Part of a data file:
* START *

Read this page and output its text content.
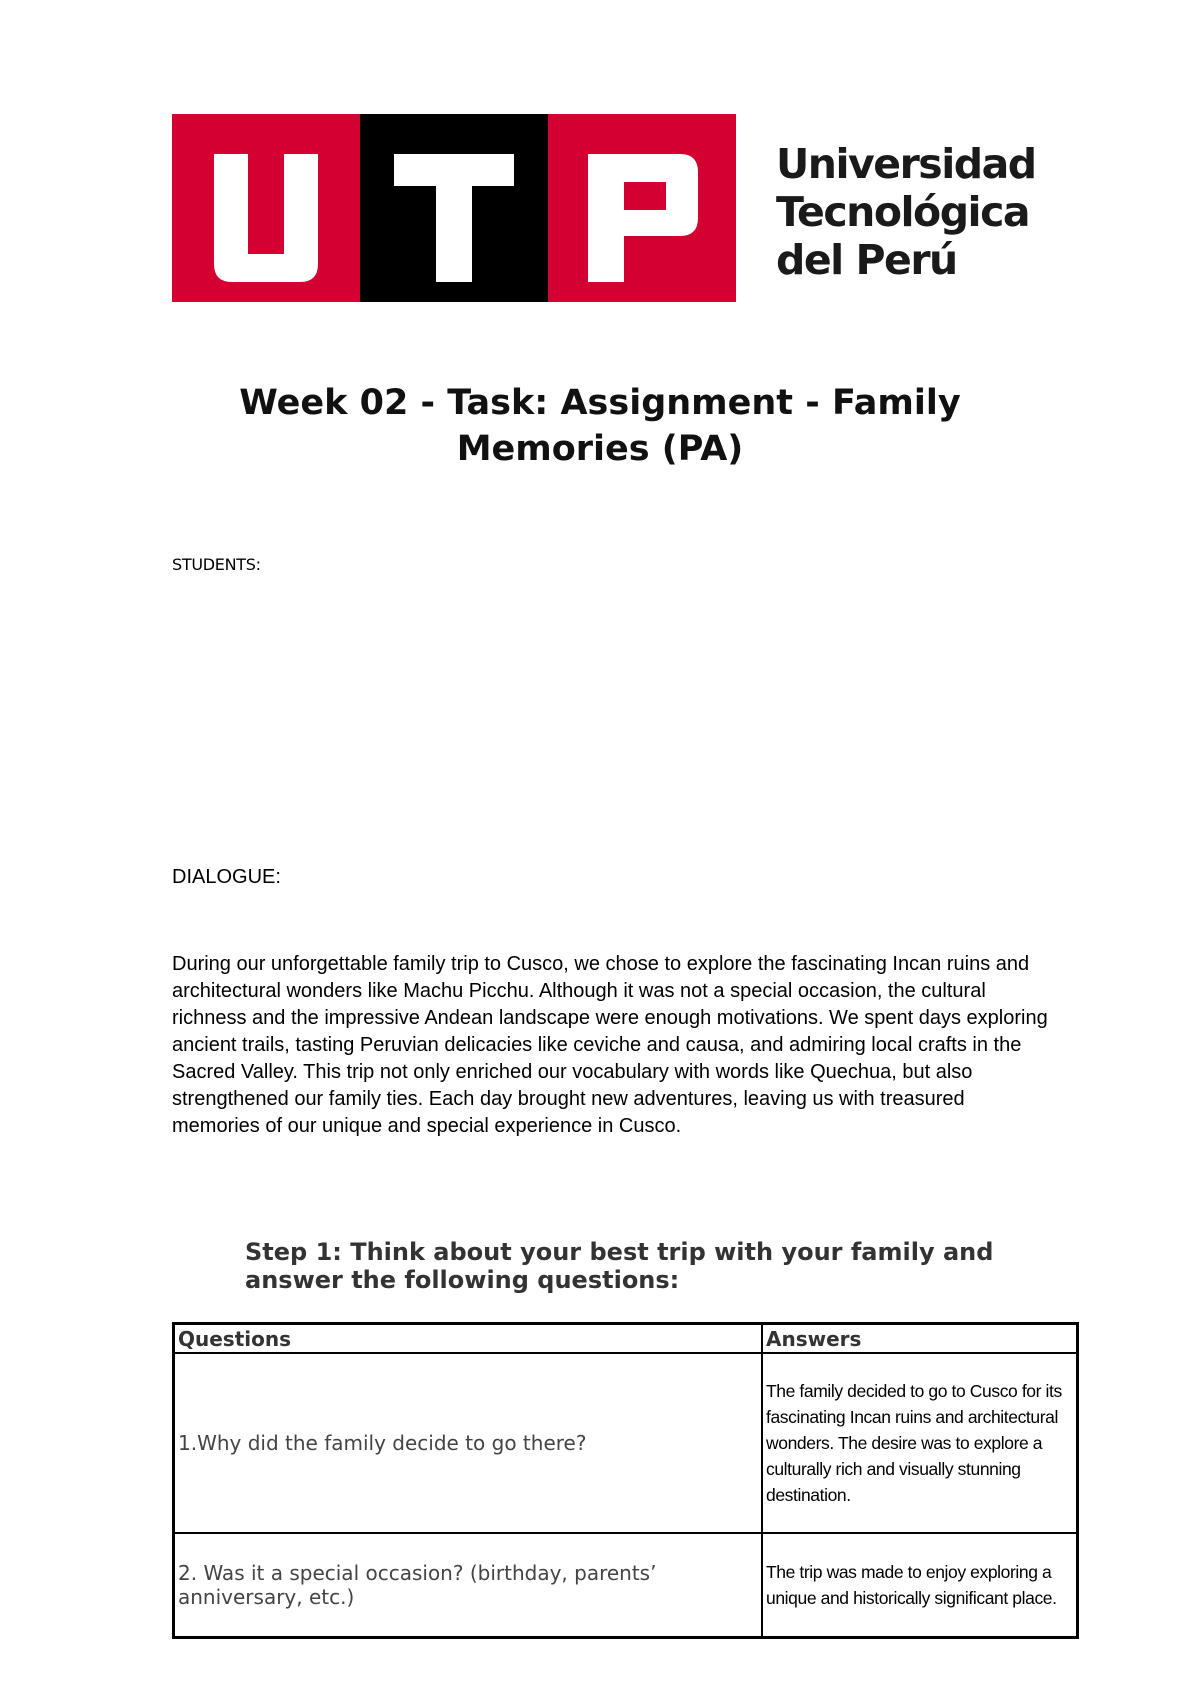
Universidad
Tecnológica
del Perú
Week 02 - Task: Assignment - Family Memories (PA)
STUDENTS:
DIALOGUE:
During our unforgettable family trip to Cusco, we chose to explore the fascinating Incan ruins and architectural wonders like Machu Picchu. Although it was not a special occasion, the cultural richness and the impressive Andean landscape were enough motivations. We spent days exploring ancient trails, tasting Peruvian delicacies like ceviche and causa, and admiring local crafts in the Sacred Valley. This trip not only enriched our vocabulary with words like Quechua, but also strengthened our family ties. Each day brought new adventures, leaving us with treasured memories of our unique and special experience in Cusco.
Step 1: Think about your best trip with your family and answer the following questions:
Questions	Answers
1.Why did the family decide to go there?	The family decided to go to Cusco for its fascinating Incan ruins and architectural wonders. The desire was to explore a culturally rich and visually stunning destination.
2. Was it a special occasion? (birthday, parents’ anniversary, etc.)	The trip was made to enjoy exploring a unique and historically significant place.
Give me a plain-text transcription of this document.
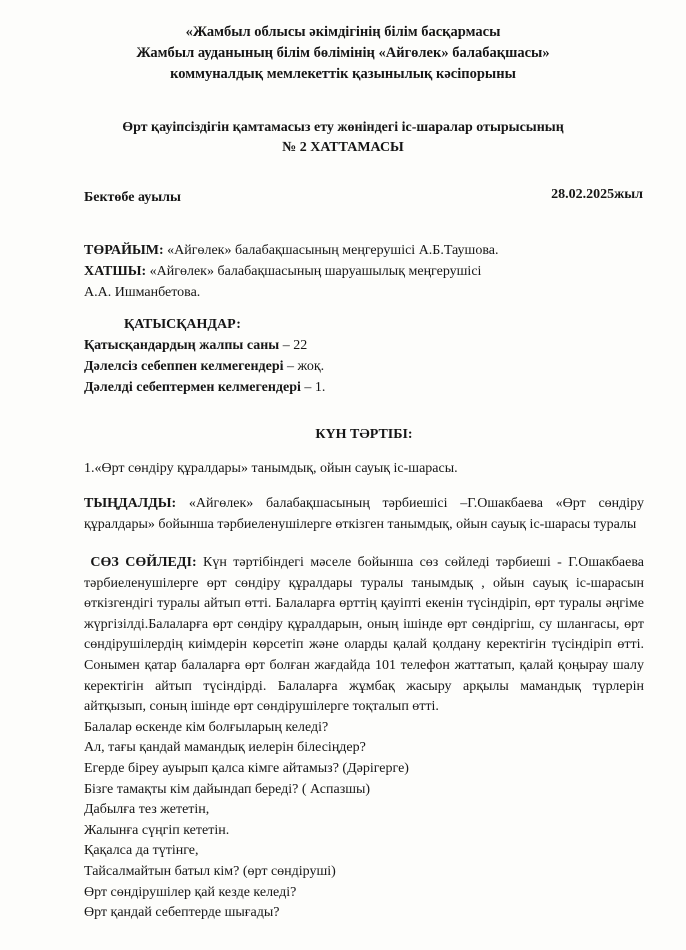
«Жамбыл облысы әкімдігінің білім басқармасы
Жамбыл ауданының білім бөлімінің «Айгөлек» балабақшасы»
коммуналдық мемлекеттік қазынылық кәсіпорыны
Өрт қауіпсіздігін қамтамасыз ету жөніндегі іс-шаралар отырысының
№ 2 ХАТТАМАСЫ
Бектөбе ауылы	28.02.2025жыл
ТӨРАЙЫМ: «Айгөлек» балабақшасының меңгерушісі А.Б.Таушова.
ХАТШЫ: «Айгөлек» балабақшасының шаруашылық меңгерушісі
А.А. Ишманбетова.
ҚАТЫСҚАНДАР:
Қатысқандардың жалпы саны – 22
Дәлелсіз себеппен келмегендері – жоқ.
Дәлелді себептермен келмегендері – 1.
КҮН ТӘРТІБІ:
1.«Өрт сөндіру құралдары» танымдық, ойын сауық іс-шарасы.
ТЫҢДАЛДЫ: «Айгөлек» балабақшасының тәрбиешісі –Г.Ошакбаева «Өрт сөндіру құралдары» бойынша тәрбиеленушілерге өткізген танымдық, ойын сауық іс-шарасы туралы
СӨЗ СӨЙЛЕДІ: Күн тәртібіндегі мәселе бойынша сөз сөйледі тәрбиеші - Г.Ошакбаева тәрбиеленушілерге өрт сөндіру құралдары туралы танымдық , ойын сауық іс-шарасын өткізгендігі туралы айтып өтті. Балаларға өрттің қауіпті екенін түсіндіріп, өрт туралы әңгіме жүргізілді.Балаларға өрт сөндіру құралдарын, оның ішінде өрт сөндіргіш, су шлангасы, өрт сөндірушілердің киімдерін көрсетіп және оларды қалай қолдану керектігін түсіндіріп өтті. Сонымен қатар балаларға өрт болған жағдайда 101 телефон жаттатып, қалай қоңырау шалу керектігін айтып түсіндірді. Балаларға жұмбақ жасыру арқылы мамандық түрлерін айтқызып, соның ішінде өрт сөндірушілерге тоқталып өтті.
Балалар өскенде кім болғыларың келеді?
Ал, тағы қандай мамандық иелерін білесіңдер?
Егерде біреу ауырып қалса кімге айтамыз? (Дәрігерге)
Бізге тамақты кім дайындап береді? ( Аспазшы)
Дабылға тез жететін,
Жалынға сүңгіп кететін.
Қақалса да түтінге,
Тайсалмайтын батыл кім? (өрт сөндіруші)
Өрт сөндірушілер қай кезде келеді?
Өрт қандай себептерде шығады?
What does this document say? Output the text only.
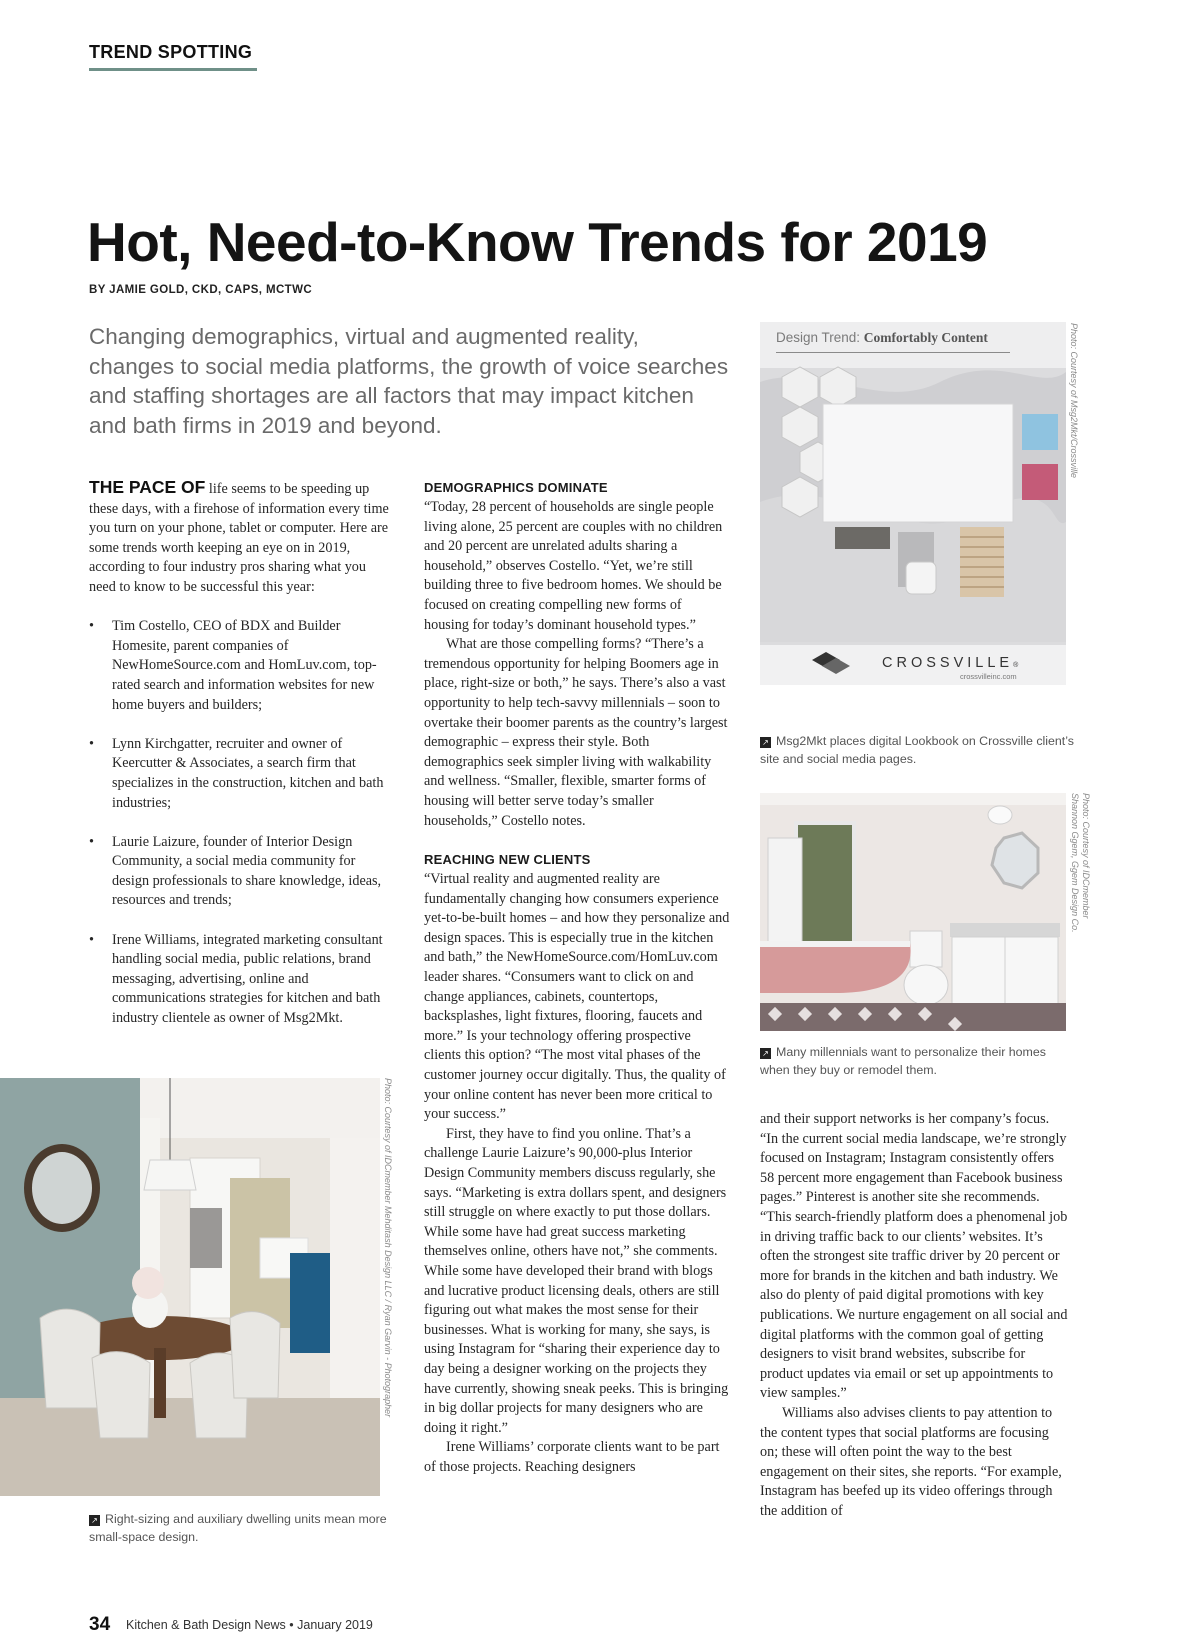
TREND SPOTTING
Hot, Need-to-Know Trends for 2019
BY JAMIE GOLD, CKD, CAPS, MCTWC
Changing demographics, virtual and augmented reality, changes to social media platforms, the growth of voice searches and staffing shortages are all factors that may impact kitchen and bath firms in 2019 and beyond.

THE PACE OF life seems to be speeding up these days, with a firehose of information every time you turn on your phone, tablet or computer. Here are some trends worth keeping an eye on in 2019, according to four industry pros sharing what you need to know to be successful this year:

• Tim Costello, CEO of BDX and Builder Homesite, parent companies of NewHomeSource.com and HomLuv.com, top-rated search and information websites for new home buyers and builders;
• Lynn Kirchgatter, recruiter and owner of Keercutter & Associates, a search firm that specializes in the construction, kitchen and bath industries;
• Laurie Laizure, founder of Interior Design Community, a social media community for design professionals to share knowledge, ideas, resources and trends;
• Irene Williams, integrated marketing consultant handling social media, public relations, brand messaging, advertising, online and communications strategies for kitchen and bath industry clientele as owner of Msg2Mkt.
DEMOGRAPHICS DOMINATE

“Today, 28 percent of households are single people living alone, 25 percent are couples with no children and 20 percent are unrelated adults sharing a household,” observes Costello. “Yet, we’re still building three to five bedroom homes. We should be focused on creating compelling new forms of housing for today’s dominant household types.”

What are those compelling forms? “There’s a tremendous opportunity for helping Boomers age in place, right-size or both,” he says. There’s also a vast opportunity to help tech-savvy millennials – soon to overtake their boomer parents as the country’s largest demographic – express their style. Both demographics seek simpler living with walkability and wellness. “Smaller, flexible, smarter forms of housing will better serve today’s smaller households,” Costello notes.

REACHING NEW CLIENTS

“Virtual reality and augmented reality are fundamentally changing how consumers experience yet-to-be-built homes – and how they personalize and design spaces. This is especially true in the kitchen and bath,” the NewHomeSource.com/HomLuv.com leader shares. “Consumers want to click on and change appliances, cabinets, countertops, backsplashes, light fixtures, flooring, faucets and more.” Is your technology offering prospective clients this option? “The most vital phases of the customer journey occur digitally. Thus, the quality of your online content has never been more critical to your success.”

First, they have to find you online. That’s a challenge Laurie Laizure’s 90,000-plus Interior Design Community members discuss regularly, she says. “Marketing is extra dollars spent, and designers still struggle on where exactly to put those dollars. While some have had great success marketing themselves online, others have not,” she comments. While some have developed their brand with blogs and lucrative product licensing deals, others are still figuring out what makes the most sense for their businesses. What is working for many, she says, is using Instagram for “sharing their experience day to day being a designer working on the projects they have currently, showing sneak peeks. This is bringing in big dollar projects for many designers who are doing it right.”

Irene Williams’ corporate clients want to be part of those projects. Reaching designers

and their support networks is her company’s focus. “In the current social media landscape, we’re strongly focused on Instagram; Instagram consistently offers 58 percent more engagement than Facebook business pages.” Pinterest is another site she recommends. “This search-friendly platform does a phenomenal job in driving traffic back to our clients’ websites. It’s often the strongest site traffic driver by 20 percent or more for brands in the kitchen and bath industry. We also do plenty of paid digital promotions with key publications. We nurture engagement on all social and digital platforms with the common goal of getting designers to visit brand websites, subscribe for product updates via email or set up appointments to view samples.”

Williams also advises clients to pay attention to the content types that social platforms are focusing on; these will often point the way to the best engagement on their sites, she reports. “For example, Instagram has beefed up its video offerings through the addition of

Design Trend: Comfortably Content
CROSSVILLE®
crossvilleinc.com
Photo: Courtesy of Msg2Mkt/Crossville
↗ Msg2Mkt places digital Lookbook on Crossville client’s site and social media pages.
Photo: Courtesy of IDCmember
Shannon Ggem, Ggem Design Co.
↗ Many millennials want to personalize their homes when they buy or remodel them.
Photo: Courtesy of IDCmember Mehditash Design LLC / Ryan Garvin - Photographer
↗ Right-sizing and auxiliary dwelling units mean more small-space design.
34 Kitchen & Bath Design News • January 2019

* END *

* WORK TO COMPLETE
Write out all the entries word for word, but skip any images.

* FINAL ANSWER
Read this page and output its text content.
Universidad
Tecnológica
del Perú
Week 02 - Task: Assignment - Family Memories (PA)
STUDENTS:
DIALOGUE:
During our unforgettable family trip to Cusco, we chose to explore the fascinating Incan ruins and architectural wonders like Machu Picchu. Although it was not a special occasion, the cultural richness and the impressive Andean landscape were enough motivations. We spent days exploring ancient trails, tasting Peruvian delicacies like ceviche and causa, and admiring local crafts in the Sacred Valley. This trip not only enriched our vocabulary with words like Quechua, but also strengthened our family ties. Each day brought new adventures, leaving us with treasured memories of our unique and special experience in Cusco.
Step 1: Think about your best trip with your family and answer the following questions:
Questions	Answers
1.Why did the family decide to go there?	The family decided to go to Cusco for its fascinating Incan ruins and architectural wonders. The desire was to explore a culturally rich and visually stunning destination.
2. Was it a special occasion? (birthday, parents’ anniversary, etc.)	The trip was made to enjoy exploring a unique and historically significant place.
Give me a plain-text transcription of this document.
«Жамбыл облысы әкімдігінің білім басқармасы
Жамбыл ауданының білім бөлімінің «Айгөлек» балабақшасы»
коммуналдық мемлекеттік қазынылық кәсіпорыны
Өрт қауіпсіздігін қамтамасыз ету жөніндегі іс-шаралар отырысының
№ 2 ХАТТАМАСЫ
Бектөбе ауылы	28.02.2025жыл
ТӨРАЙЫМ: «Айгөлек» балабақшасының меңгерушісі А.Б.Таушова.
ХАТШЫ: «Айгөлек» балабақшасының шаруашылық меңгерушісі
А.А. Ишманбетова.
ҚАТЫСҚАНДАР:
Қатысқандардың жалпы саны – 22
Дәлелсіз себеппен келмегендері – жоқ.
Дәлелді себептермен келмегендері – 1.
КҮН ТӘРТІБІ:
1.«Өрт сөндіру құралдары» танымдық, ойын сауық іс-шарасы.
ТЫҢДАЛДЫ: «Айгөлек» балабақшасының тәрбиешісі –Г.Ошакбаева «Өрт сөндіру құралдары» бойынша тәрбиеленушілерге өткізген танымдық, ойын сауық іс-шарасы туралы
СӨЗ СӨЙЛЕДІ: Күн тәртібіндегі мәселе бойынша сөз сөйледі тәрбиеші - Г.Ошакбаева тәрбиеленушілерге өрт сөндіру құралдары туралы танымдық , ойын сауық іс-шарасын өткізгендігі туралы айтып өтті. Балаларға өрттің қауіпті екенін түсіндіріп, өрт туралы әңгіме жүргізілді.Балаларға өрт сөндіру құралдарын, оның ішінде өрт сөндіргіш, су шлангасы, өрт сөндірушілердің киімдерін көрсетіп және оларды қалай қолдану керектігін түсіндіріп өтті. Сонымен қатар балаларға өрт болған жағдайда 101 телефон жаттатып, қалай қоңырау шалу керектігін айтып түсіндірді. Балаларға жұмбақ жасыру арқылы мамандық түрлерін айтқызып, соның ішінде өрт сөндірушілерге тоқталып өтті.
Балалар өскенде кім болғыларың келеді?
Ал, тағы қандай мамандық иелерін білесіңдер?
Егерде біреу ауырып қалса кімге айтамыз? (Дәрігерге)
Бізге тамақты кім дайындап береді? ( Аспазшы)
Дабылға тез жететін,
Жалынға сүңгіп кететін.
Қақалса да түтінге,
Тайсалмайтын батыл кім? (өрт сөндіруші)
Өрт сөндірушілер қай кезде келеді?
Өрт қандай себептерде шығады?
What does this document say? Output the text only.
TREND SPOTTING
Hot, Need-to-Know Trends for 2019
BY JAMIE GOLD, CKD, CAPS, MCTWC
Changing demographics, virtual and augmented reality, changes to social media platforms, the growth of voice searches and staffing shortages are all factors that may impact kitchen and bath firms in 2019 and beyond.

THE PACE OF life seems to be speeding up these days, with a firehose of information every time you turn on your phone, tablet or computer. Here are some trends worth keeping an eye on in 2019, according to four industry pros sharing what you need to know to be successful this year:

• Tim Costello, CEO of BDX and Builder Homesite, parent companies of NewHomeSource.com and HomLuv.com, top-rated search and information websites for new home buyers and builders;
• Lynn Kirchgatter, recruiter and owner of Keercutter & Associates, a search firm that specializes in the construction, kitchen and bath industries;
• Laurie Laizure, founder of Interior Design Community, a social media community for design professionals to share knowledge, ideas, resources and trends;
• Irene Williams, integrated marketing consultant handling social media, public relations, brand messaging, advertising, online and communications strategies for kitchen and bath industry clientele as owner of Msg2Mkt.
DEMOGRAPHICS DOMINATE

“Today, 28 percent of households are single people living alone, 25 percent are couples with no children and 20 percent are unrelated adults sharing a household,” observes Costello. “Yet, we’re still building three to five bedroom homes. We should be focused on creating compelling new forms of housing for today’s dominant household types.”

What are those compelling forms? “There’s a tremendous opportunity for helping Boomers age in place, right-size or both,” he says. There’s also a vast opportunity to help tech-savvy millennials – soon to overtake their boomer parents as the country’s largest demographic – express their style. Both demographics seek simpler living with walkability and wellness. “Smaller, flexible, smarter forms of housing will better serve today’s smaller households,” Costello notes.

REACHING NEW CLIENTS

“Virtual reality and augmented reality are fundamentally changing how consumers experience yet-to-be-built homes – and how they personalize and design spaces. This is especially true in the kitchen and bath,” the NewHomeSource.com/HomLuv.com leader shares. “Consumers want to click on and change appliances, cabinets, countertops, backsplashes, light fixtures, flooring, faucets and more.” Is your technology offering prospective clients this option? “The most vital phases of the customer journey occur digitally. Thus, the quality of your online content has never been more critical to your success.”

First, they have to find you online. That’s a challenge Laurie Laizure’s 90,000-plus Interior Design Community members discuss regularly, she says. “Marketing is extra dollars spent, and designers still struggle on where exactly to put those dollars. While some have had great success marketing themselves online, others have not,” she comments. While some have developed their brand with blogs and lucrative product licensing deals, others are still figuring out what makes the most sense for their businesses. What is working for many, she says, is using Instagram for “sharing their experience day to day being a designer working on the projects they have currently, showing sneak peeks. This is bringing in big dollar projects for many designers who are doing it right.”

Irene Williams’ corporate clients want to be part of those projects. Reaching designers

and their support networks is her company’s focus. “In the current social media landscape, we’re strongly focused on Instagram; Instagram consistently offers 58 percent more engagement than Facebook business pages.” Pinterest is another site she recommends. “This search-friendly platform does a phenomenal job in driving traffic back to our clients’ websites. It’s often the strongest site traffic driver by 20 percent or more for brands in the kitchen and bath industry. We also do plenty of paid digital promotions with key publications. We nurture engagement on all social and digital platforms with the common goal of getting designers to visit brand websites, subscribe for product updates via email or set up appointments to view samples.”

Williams also advises clients to pay attention to the content types that social platforms are focusing on; these will often point the way to the best engagement on their sites, she reports. “For example, Instagram has beefed up its video offerings through the addition of

Design Trend: Comfortably Content
CROSSVILLE®
crossvilleinc.com
Photo: Courtesy of Msg2Mkt/Crossville
↗ Msg2Mkt places digital Lookbook on Crossville client’s site and social media pages.
Photo: Courtesy of IDCmember
Shannon Ggem, Ggem Design Co.
↗ Many millennials want to personalize their homes when they buy or remodel them.
Photo: Courtesy of IDCmember Mehditash Design LLC / Ryan Garvin - Photographer
↗ Right-sizing and auxiliary dwelling units mean more small-space design.
34 Kitchen & Bath Design News • January 2019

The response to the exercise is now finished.